_Your task_: A faithful transcription of all the data is required.

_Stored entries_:
════

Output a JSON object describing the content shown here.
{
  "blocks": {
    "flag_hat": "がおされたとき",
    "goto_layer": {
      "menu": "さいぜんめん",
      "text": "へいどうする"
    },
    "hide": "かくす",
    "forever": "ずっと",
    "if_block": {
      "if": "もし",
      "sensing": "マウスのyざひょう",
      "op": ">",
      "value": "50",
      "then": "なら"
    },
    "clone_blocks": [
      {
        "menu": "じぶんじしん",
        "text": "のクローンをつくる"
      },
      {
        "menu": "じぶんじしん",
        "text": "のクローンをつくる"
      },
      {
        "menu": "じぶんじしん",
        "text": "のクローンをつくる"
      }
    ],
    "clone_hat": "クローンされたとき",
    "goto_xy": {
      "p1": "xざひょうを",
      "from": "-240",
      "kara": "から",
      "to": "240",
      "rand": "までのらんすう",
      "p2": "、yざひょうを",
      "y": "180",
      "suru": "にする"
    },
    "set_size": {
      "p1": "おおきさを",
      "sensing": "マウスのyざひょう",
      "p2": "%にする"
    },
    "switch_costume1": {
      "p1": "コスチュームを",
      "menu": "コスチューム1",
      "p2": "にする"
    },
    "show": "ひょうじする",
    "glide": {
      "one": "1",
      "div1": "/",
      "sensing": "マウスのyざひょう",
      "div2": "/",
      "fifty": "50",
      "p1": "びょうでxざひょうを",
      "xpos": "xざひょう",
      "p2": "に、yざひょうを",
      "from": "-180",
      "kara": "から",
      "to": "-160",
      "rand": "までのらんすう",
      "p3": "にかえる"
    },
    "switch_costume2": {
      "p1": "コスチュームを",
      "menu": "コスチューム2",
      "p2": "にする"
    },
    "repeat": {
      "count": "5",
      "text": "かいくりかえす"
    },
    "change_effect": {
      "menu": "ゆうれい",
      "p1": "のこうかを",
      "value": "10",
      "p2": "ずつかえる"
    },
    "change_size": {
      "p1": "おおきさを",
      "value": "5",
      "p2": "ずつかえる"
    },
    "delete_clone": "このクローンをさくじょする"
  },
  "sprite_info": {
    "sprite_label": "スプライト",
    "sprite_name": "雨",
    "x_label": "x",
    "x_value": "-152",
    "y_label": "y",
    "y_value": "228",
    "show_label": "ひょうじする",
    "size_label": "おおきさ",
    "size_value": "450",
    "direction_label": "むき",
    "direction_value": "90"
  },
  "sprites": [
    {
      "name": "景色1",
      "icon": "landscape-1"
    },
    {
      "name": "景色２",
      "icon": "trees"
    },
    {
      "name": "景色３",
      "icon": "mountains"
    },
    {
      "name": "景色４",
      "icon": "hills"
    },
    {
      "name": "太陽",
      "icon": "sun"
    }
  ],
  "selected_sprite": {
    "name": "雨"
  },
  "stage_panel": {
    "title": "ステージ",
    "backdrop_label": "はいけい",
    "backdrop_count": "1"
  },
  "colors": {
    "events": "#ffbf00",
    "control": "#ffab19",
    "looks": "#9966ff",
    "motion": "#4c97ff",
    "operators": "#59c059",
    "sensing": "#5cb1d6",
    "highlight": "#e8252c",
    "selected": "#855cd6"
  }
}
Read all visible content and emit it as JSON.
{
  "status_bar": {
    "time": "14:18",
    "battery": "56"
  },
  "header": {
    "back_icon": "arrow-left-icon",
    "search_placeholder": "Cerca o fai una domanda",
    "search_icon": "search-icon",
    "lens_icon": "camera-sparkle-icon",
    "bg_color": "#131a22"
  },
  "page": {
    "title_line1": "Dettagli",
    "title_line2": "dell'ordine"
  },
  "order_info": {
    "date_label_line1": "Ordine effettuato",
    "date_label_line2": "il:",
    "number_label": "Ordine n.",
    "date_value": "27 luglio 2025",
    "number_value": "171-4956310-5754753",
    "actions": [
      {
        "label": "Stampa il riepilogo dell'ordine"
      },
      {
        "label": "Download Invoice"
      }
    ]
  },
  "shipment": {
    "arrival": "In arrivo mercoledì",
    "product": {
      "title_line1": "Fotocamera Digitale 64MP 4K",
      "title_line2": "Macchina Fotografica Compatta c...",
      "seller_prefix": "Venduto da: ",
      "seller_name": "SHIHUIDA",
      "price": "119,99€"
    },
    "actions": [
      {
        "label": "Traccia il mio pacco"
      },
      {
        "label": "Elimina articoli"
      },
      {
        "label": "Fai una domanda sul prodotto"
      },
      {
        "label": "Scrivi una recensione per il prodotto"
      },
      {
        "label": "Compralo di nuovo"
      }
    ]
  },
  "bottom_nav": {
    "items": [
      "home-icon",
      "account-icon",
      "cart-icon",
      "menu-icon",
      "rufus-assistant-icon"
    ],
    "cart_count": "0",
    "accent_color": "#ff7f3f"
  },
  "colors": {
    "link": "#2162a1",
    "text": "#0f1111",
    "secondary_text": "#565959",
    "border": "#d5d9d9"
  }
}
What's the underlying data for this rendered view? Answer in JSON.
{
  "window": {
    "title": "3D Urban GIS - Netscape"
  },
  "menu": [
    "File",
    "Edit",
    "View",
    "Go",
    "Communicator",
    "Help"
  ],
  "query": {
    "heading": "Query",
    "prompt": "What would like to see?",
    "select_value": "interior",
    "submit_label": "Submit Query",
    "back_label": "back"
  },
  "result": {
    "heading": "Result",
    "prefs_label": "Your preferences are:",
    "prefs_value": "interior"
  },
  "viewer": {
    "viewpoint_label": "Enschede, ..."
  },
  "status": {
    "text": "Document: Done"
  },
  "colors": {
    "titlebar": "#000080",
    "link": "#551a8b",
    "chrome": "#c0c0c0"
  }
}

════

_In response_:
Output a JSON object describing the content shown here.
{
  "blocks": {
    "flag_hat": "がおされたとき",
    "goto_layer": {
      "menu": "さいぜんめん",
      "text": "へいどうする"
    },
    "hide": "かくす",
    "forever": "ずっと",
    "if_block": {
      "if": "もし",
      "sensing": "マウスのyざひょう",
      "op": ">",
      "value": "50",
      "then": "なら"
    },
    "clone_blocks": [
      {
        "menu": "じぶんじしん",
        "text": "のクローンをつくる"
      },
      {
        "menu": "じぶんじしん",
        "text": "のクローンをつくる"
      },
      {
        "menu": "じぶんじしん",
        "text": "のクローンをつくる"
      }
    ],
    "clone_hat": "クローンされたとき",
    "goto_xy": {
      "p1": "xざひょうを",
      "from": "-240",
      "kara": "から",
      "to": "240",
      "rand": "までのらんすう",
      "p2": "、yざひょうを",
      "y": "180",
      "suru": "にする"
    },
    "set_size": {
      "p1": "おおきさを",
      "sensing": "マウスのyざひょう",
      "p2": "%にする"
    },
    "switch_costume1": {
      "p1": "コスチュームを",
      "menu": "コスチューム1",
      "p2": "にする"
    },
    "show": "ひょうじする",
    "glide": {
      "one": "1",
      "div1": "/",
      "sensing": "マウスのyざひょう",
      "div2": "/",
      "fifty": "50",
      "p1": "びょうでxざひょうを",
      "xpos": "xざひょう",
      "p2": "に、yざひょうを",
      "from": "-180",
      "kara": "から",
      "to": "-160",
      "rand": "までのらんすう",
      "p3": "にかえる"
    },
    "switch_costume2": {
      "p1": "コスチュームを",
      "menu": "コスチューム2",
      "p2": "にする"
    },
    "repeat": {
      "count": "5",
      "text": "かいくりかえす"
    },
    "change_effect": {
      "menu": "ゆうれい",
      "p1": "のこうかを",
      "value": "10",
      "p2": "ずつかえる"
    },
    "change_size": {
      "p1": "おおきさを",
      "value": "5",
      "p2": "ずつかえる"
    },
    "delete_clone": "このクローンをさくじょする"
  },
  "sprite_info": {
    "sprite_label": "スプライト",
    "sprite_name": "雨",
    "x_label": "x",
    "x_value": "-152",
    "y_label": "y",
    "y_value": "228",
    "show_label": "ひょうじする",
    "size_label": "おおきさ",
    "size_value": "450",
    "direction_label": "むき",
    "direction_value": "90"
  },
  "sprites": [
    {
      "name": "景色1",
      "icon": "landscape-1"
    },
    {
      "name": "景色２",
      "icon": "trees"
    },
    {
      "name": "景色３",
      "icon": "mountains"
    },
    {
      "name": "景色４",
      "icon": "hills"
    },
    {
      "name": "太陽",
      "icon": "sun"
    }
  ],
  "selected_sprite": {
    "name": "雨"
  },
  "stage_panel": {
    "title": "ステージ",
    "backdrop_label": "はいけい",
    "backdrop_count": "1"
  },
  "colors": {
    "events": "#ffbf00",
    "control": "#ffab19",
    "looks": "#9966ff",
    "motion": "#4c97ff",
    "operators": "#59c059",
    "sensing": "#5cb1d6",
    "highlight": "#e8252c",
    "selected": "#855cd6"
  }
}
Read all visible content and emit it as JSON.
{
  "status_bar": {
    "time": "14:18",
    "battery": "56"
  },
  "header": {
    "back_icon": "arrow-left-icon",
    "search_placeholder": "Cerca o fai una domanda",
    "search_icon": "search-icon",
    "lens_icon": "camera-sparkle-icon",
    "bg_color": "#131a22"
  },
  "page": {
    "title_line1": "Dettagli",
    "title_line2": "dell'ordine"
  },
  "order_info": {
    "date_label_line1": "Ordine effettuato",
    "date_label_line2": "il:",
    "number_label": "Ordine n.",
    "date_value": "27 luglio 2025",
    "number_value": "171-4956310-5754753",
    "actions": [
      {
        "label": "Stampa il riepilogo dell'ordine"
      },
      {
        "label": "Download Invoice"
      }
    ]
  },
  "shipment": {
    "arrival": "In arrivo mercoledì",
    "product": {
      "title_line1": "Fotocamera Digitale 64MP 4K",
      "title_line2": "Macchina Fotografica Compatta c...",
      "seller_prefix": "Venduto da: ",
      "seller_name": "SHIHUIDA",
      "price": "119,99€"
    },
    "actions": [
      {
        "label": "Traccia il mio pacco"
      },
      {
        "label": "Elimina articoli"
      },
      {
        "label": "Fai una domanda sul prodotto"
      },
      {
        "label": "Scrivi una recensione per il prodotto"
      },
      {
        "label": "Compralo di nuovo"
      }
    ]
  },
  "bottom_nav": {
    "items": [
      "home-icon",
      "account-icon",
      "cart-icon",
      "menu-icon",
      "rufus-assistant-icon"
    ],
    "cart_count": "0",
    "accent_color": "#ff7f3f"
  },
  "colors": {
    "link": "#2162a1",
    "text": "#0f1111",
    "secondary_text": "#565959",
    "border": "#d5d9d9"
  }
}
What's the underlying data for this rendered view? Answer in JSON.
{
  "window": {
    "title": "3D Urban GIS - Netscape"
  },
  "menu": [
    "File",
    "Edit",
    "View",
    "Go",
    "Communicator",
    "Help"
  ],
  "query": {
    "heading": "Query",
    "prompt": "What would like to see?",
    "select_value": "interior",
    "submit_label": "Submit Query",
    "back_label": "back"
  },
  "result": {
    "heading": "Result",
    "prefs_label": "Your preferences are:",
    "prefs_value": "interior"
  },
  "viewer": {
    "viewpoint_label": "Enschede, ..."
  },
  "status": {
    "text": "Document: Done"
  },
  "colors": {
    "titlebar": "#000080",
    "link": "#551a8b",
    "chrome": "#c0c0c0"
  }
}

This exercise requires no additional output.